- Chart and figure data

— Begin —

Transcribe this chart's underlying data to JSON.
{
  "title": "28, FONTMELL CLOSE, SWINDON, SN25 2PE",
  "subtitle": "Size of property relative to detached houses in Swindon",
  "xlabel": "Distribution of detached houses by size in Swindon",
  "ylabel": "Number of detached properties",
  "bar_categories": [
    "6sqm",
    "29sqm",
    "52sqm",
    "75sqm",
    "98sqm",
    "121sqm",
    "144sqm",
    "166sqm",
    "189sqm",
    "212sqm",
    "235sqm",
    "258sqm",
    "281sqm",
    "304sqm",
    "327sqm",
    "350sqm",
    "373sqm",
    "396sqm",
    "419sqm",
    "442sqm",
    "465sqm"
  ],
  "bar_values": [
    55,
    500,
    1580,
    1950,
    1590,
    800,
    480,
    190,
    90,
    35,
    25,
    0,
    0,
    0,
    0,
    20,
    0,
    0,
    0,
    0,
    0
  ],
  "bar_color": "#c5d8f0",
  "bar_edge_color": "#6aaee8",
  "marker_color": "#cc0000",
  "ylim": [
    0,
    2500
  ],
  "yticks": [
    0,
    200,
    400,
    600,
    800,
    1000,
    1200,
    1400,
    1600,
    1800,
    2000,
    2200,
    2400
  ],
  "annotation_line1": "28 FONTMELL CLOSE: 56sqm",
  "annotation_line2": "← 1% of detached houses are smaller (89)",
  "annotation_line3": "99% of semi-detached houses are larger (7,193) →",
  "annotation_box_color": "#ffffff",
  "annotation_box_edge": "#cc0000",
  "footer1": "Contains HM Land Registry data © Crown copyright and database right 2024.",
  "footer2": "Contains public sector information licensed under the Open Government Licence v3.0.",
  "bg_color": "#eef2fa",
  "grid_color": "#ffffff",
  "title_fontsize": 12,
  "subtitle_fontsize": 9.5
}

— End —

- Given instruction
Only a number is wanted: how many lines above include "detached"?

- Result below
5